[START OF EXERCISE DATA]

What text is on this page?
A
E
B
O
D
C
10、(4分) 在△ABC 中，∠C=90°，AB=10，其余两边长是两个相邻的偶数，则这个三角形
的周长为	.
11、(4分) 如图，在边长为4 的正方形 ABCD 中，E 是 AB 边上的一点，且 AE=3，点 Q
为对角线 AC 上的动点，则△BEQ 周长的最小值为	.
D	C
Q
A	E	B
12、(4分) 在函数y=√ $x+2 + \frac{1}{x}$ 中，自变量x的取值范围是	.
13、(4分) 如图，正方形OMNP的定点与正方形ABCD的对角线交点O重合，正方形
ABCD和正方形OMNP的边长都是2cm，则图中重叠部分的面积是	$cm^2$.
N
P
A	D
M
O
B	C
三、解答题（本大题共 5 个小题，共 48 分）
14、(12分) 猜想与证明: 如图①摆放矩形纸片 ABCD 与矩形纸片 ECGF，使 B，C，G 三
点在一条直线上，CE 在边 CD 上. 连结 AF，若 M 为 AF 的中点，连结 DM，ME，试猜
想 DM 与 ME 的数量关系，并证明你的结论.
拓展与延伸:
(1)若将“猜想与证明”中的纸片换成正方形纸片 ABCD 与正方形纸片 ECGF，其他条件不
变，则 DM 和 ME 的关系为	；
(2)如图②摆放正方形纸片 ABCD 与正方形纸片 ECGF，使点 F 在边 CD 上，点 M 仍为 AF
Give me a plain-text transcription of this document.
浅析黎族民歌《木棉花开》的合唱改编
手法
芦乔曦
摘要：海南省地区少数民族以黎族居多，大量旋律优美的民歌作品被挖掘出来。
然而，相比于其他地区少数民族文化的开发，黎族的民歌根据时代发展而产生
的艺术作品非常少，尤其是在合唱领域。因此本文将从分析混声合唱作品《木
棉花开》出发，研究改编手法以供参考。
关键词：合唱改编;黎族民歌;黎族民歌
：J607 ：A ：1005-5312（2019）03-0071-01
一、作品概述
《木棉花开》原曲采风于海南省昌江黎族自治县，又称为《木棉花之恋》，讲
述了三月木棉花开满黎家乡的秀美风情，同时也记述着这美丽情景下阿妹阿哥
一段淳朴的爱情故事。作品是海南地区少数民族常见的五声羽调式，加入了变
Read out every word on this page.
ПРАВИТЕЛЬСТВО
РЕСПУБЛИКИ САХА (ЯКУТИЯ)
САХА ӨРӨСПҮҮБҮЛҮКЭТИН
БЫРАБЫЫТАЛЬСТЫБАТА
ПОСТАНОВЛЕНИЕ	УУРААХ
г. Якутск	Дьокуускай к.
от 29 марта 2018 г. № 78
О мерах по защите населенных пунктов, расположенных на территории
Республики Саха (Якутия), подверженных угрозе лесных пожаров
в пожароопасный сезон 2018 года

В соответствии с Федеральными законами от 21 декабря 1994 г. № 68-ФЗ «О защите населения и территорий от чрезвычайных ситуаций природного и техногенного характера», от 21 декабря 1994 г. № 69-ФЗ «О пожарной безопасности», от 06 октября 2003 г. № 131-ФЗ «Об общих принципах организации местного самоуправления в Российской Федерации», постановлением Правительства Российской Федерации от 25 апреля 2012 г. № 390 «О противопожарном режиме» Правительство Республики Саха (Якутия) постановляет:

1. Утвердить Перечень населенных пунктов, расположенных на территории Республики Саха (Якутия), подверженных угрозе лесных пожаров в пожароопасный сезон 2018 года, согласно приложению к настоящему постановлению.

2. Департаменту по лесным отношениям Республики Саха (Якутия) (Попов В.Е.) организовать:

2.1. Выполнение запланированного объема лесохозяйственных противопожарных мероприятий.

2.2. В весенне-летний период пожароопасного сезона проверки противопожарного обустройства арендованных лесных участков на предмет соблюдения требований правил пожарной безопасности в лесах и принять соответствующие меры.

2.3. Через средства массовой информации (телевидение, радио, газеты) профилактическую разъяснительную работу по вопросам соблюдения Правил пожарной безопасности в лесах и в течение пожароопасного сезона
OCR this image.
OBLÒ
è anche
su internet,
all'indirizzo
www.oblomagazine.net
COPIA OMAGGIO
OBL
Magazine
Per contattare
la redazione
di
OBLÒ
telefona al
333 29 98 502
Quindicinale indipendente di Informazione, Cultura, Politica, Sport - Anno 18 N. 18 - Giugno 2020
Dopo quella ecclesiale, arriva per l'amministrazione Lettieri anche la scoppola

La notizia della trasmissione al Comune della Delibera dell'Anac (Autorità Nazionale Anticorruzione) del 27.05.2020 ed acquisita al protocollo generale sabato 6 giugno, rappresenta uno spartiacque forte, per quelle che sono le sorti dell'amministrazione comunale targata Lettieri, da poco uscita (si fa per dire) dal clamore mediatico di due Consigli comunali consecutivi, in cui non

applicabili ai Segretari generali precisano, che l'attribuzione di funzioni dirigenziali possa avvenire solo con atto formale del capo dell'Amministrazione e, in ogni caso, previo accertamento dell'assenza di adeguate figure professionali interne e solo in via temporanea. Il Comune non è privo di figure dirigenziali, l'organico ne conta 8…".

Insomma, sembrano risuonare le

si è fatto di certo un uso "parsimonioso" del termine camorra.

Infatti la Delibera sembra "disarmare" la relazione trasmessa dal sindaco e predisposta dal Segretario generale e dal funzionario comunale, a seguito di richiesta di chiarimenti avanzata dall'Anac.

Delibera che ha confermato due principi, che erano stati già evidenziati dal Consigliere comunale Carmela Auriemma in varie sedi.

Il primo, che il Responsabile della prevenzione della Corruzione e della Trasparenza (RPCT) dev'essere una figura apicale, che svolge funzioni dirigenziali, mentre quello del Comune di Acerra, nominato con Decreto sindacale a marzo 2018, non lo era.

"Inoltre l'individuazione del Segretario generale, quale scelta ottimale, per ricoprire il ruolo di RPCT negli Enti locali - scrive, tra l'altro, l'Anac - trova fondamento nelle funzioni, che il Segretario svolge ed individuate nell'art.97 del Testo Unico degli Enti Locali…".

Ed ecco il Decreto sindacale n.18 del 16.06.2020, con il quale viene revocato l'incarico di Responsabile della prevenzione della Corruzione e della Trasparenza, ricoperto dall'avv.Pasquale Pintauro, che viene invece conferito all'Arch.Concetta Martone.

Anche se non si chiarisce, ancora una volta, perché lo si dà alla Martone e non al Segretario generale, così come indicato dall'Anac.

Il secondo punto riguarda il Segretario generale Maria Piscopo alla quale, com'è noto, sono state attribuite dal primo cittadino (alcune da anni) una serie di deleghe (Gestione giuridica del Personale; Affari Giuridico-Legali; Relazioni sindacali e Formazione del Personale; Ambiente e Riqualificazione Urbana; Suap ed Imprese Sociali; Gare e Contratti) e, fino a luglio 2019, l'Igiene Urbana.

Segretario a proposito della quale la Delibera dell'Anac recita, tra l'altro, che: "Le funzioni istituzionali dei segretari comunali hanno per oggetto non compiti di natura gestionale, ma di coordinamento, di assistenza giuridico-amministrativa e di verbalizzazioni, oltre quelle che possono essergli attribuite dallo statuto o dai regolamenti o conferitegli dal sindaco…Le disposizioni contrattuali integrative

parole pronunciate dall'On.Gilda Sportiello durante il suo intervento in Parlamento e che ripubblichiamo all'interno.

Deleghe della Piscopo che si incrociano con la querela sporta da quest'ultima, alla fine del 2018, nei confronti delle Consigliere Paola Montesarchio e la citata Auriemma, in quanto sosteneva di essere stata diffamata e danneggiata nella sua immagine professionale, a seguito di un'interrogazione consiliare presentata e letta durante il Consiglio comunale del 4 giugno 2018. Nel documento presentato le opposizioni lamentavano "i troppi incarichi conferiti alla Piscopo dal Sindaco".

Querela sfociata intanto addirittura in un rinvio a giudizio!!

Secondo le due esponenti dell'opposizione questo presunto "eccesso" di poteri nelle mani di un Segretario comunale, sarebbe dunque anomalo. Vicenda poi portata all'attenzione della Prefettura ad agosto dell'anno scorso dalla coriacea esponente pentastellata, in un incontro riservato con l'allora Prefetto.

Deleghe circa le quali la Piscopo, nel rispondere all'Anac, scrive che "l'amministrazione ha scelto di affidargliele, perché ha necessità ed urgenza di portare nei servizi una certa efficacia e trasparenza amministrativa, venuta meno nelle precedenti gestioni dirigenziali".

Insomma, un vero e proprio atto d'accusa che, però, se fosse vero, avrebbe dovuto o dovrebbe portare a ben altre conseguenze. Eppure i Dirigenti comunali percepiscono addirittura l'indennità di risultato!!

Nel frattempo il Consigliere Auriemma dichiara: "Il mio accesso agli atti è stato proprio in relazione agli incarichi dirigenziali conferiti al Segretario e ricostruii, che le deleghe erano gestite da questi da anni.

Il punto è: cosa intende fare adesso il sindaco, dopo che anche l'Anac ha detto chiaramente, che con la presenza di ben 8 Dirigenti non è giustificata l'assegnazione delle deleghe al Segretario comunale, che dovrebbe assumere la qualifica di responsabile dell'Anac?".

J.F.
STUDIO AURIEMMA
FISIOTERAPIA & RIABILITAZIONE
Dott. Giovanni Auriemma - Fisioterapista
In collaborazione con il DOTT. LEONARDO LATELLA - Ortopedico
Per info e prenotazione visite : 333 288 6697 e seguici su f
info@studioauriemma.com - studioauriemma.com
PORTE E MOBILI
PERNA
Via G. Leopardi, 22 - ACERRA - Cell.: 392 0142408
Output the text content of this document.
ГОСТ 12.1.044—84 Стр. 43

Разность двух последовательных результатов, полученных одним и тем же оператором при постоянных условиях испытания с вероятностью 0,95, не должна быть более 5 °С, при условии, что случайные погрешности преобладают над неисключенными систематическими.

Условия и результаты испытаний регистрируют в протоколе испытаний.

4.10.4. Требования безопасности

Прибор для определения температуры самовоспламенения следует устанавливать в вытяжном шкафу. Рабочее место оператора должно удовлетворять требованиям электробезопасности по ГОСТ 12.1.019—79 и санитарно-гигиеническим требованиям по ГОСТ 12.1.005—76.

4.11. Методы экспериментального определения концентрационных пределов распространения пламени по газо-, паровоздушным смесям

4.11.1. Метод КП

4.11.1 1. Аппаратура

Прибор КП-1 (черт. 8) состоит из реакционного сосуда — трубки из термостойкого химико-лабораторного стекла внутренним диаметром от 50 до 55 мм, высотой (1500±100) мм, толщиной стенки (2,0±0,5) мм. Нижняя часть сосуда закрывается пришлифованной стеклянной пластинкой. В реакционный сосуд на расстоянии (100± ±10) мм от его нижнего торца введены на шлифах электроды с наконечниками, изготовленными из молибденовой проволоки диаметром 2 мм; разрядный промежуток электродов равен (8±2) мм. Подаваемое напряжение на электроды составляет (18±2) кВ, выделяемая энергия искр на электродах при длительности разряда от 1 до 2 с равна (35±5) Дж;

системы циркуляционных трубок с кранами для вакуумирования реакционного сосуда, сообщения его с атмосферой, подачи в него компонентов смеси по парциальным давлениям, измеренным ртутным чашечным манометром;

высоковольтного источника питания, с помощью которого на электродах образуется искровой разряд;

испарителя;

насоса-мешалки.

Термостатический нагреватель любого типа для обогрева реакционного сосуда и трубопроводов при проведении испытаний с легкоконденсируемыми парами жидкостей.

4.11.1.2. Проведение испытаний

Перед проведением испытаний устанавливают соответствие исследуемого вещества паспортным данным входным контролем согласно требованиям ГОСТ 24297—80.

[END OF EXERCISE DATA]

• **PROBLEM TO SOLVE**
Which lines contain "addirittura"? Show each of them.

• **FINISHED EXERCISE**
Querela sfociata intanto addirittura in un rinvio a giudizio!!
Insomma, un vero e proprio atto d'accusa che, però, se fosse vero, avrebbe dovuto o dovrebbe portare a ben altre conseguenze. Eppure i Dirigenti comunali percepiscono addirittura l'indennità di risultato!!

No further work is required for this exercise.